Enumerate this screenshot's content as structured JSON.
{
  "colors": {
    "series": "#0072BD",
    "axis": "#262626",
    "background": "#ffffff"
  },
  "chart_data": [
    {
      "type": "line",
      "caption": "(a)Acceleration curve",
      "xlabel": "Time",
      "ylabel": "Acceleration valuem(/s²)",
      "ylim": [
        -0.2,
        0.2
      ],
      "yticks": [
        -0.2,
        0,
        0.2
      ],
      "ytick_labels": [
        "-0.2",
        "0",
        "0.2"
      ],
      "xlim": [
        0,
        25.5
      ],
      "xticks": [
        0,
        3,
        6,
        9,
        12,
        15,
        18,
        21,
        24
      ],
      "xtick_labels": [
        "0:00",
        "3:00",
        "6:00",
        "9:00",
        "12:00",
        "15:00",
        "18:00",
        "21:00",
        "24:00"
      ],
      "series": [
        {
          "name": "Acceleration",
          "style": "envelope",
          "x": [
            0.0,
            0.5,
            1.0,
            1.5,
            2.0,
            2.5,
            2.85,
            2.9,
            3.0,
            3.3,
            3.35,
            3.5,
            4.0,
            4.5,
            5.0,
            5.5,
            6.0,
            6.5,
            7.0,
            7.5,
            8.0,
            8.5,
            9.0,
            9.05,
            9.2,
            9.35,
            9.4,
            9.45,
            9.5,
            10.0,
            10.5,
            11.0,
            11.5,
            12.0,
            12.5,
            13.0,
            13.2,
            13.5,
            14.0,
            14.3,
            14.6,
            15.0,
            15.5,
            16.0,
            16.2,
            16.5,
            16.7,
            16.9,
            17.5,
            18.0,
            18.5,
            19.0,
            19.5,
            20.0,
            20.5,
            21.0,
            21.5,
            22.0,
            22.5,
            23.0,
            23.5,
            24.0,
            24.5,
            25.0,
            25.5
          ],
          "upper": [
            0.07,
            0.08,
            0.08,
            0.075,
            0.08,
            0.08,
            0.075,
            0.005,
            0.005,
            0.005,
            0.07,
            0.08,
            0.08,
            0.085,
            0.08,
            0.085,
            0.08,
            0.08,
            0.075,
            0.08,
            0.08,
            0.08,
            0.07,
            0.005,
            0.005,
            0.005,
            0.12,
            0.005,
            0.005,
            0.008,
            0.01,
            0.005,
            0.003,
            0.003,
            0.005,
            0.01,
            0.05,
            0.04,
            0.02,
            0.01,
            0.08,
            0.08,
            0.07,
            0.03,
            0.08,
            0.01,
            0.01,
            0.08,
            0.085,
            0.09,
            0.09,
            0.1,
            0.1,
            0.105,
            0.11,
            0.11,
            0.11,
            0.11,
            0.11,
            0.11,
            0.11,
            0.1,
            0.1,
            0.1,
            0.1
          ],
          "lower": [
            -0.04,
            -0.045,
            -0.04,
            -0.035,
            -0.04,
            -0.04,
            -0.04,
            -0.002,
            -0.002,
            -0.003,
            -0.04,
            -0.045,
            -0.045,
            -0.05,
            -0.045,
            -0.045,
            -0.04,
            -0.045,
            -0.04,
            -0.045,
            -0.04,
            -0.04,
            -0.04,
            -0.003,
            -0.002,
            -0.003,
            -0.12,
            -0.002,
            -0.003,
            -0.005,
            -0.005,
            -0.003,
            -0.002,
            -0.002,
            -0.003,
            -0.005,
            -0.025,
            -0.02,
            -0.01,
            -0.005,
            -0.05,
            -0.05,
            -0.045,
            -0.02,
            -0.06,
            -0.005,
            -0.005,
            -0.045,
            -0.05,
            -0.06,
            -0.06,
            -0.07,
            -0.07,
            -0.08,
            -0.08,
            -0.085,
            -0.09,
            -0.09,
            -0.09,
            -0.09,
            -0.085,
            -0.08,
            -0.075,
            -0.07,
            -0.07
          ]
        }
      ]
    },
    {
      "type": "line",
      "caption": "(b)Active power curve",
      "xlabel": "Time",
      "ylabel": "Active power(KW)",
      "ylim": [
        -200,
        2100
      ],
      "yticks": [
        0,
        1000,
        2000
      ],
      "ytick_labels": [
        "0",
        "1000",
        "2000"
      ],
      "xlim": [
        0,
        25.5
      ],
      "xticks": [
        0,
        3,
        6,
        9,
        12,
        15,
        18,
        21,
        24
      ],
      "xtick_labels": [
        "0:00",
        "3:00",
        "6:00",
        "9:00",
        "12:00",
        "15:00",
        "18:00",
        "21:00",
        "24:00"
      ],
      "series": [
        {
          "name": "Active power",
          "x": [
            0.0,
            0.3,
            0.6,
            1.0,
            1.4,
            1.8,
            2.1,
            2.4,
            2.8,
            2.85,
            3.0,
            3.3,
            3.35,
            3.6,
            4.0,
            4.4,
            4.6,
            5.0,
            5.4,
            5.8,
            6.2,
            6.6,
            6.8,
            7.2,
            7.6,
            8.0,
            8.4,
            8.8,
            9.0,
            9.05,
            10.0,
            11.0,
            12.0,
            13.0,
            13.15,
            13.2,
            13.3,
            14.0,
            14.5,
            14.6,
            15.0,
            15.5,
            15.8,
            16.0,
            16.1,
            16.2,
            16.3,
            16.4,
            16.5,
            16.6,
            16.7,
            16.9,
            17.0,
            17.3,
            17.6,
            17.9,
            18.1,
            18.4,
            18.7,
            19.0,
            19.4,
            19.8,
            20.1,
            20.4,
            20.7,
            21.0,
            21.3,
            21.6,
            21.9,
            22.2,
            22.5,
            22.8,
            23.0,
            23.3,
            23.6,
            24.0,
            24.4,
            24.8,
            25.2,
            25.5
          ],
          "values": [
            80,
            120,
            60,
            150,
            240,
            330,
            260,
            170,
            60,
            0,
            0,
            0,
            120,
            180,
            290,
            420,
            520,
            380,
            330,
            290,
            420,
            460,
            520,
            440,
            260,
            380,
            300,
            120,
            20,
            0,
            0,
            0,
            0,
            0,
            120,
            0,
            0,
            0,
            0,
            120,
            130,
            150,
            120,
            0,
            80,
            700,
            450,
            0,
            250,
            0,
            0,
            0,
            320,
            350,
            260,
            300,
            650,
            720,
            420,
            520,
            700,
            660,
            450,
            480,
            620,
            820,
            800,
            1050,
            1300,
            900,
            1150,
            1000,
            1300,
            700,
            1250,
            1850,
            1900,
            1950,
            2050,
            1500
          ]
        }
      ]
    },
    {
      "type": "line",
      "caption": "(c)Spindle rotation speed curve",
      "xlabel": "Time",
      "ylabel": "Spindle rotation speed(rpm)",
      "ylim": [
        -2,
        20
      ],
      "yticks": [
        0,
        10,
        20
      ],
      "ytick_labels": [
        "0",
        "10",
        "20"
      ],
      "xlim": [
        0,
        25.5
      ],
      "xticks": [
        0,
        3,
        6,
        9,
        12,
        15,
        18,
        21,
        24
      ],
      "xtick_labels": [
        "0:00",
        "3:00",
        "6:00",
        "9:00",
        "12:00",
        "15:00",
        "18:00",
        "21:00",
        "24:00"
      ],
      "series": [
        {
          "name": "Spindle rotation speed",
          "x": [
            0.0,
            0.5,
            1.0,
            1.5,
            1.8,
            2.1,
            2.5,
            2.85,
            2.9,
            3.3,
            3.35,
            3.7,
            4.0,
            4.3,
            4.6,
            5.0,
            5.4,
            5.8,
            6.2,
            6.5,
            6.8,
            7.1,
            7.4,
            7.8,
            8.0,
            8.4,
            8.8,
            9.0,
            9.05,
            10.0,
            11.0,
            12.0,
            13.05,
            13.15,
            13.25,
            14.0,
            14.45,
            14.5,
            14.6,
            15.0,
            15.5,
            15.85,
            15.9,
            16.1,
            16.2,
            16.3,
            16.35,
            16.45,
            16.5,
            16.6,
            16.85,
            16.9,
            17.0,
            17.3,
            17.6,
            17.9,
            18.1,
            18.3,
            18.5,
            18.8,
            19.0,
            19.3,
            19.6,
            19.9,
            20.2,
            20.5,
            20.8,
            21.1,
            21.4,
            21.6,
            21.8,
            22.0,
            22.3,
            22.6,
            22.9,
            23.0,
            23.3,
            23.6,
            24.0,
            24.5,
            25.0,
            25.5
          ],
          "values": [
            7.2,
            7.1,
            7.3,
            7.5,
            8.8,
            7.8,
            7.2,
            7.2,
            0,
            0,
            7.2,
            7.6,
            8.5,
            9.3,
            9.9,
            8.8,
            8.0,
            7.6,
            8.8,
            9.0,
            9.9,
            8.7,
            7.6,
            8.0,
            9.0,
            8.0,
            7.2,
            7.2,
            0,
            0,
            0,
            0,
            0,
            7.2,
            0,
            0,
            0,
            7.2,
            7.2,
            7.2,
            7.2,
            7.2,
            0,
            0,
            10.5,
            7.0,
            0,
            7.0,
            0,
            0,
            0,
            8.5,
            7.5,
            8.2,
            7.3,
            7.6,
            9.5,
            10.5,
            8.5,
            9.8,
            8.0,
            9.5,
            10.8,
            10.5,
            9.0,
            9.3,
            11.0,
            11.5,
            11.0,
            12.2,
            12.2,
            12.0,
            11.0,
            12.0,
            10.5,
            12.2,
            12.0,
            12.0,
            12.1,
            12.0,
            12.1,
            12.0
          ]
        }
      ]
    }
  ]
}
■ ■ ■ ■ ■ ■ ■
Some lines of the records may hold the word "Acceleration". How many do? Answer with a number and nothing else.

3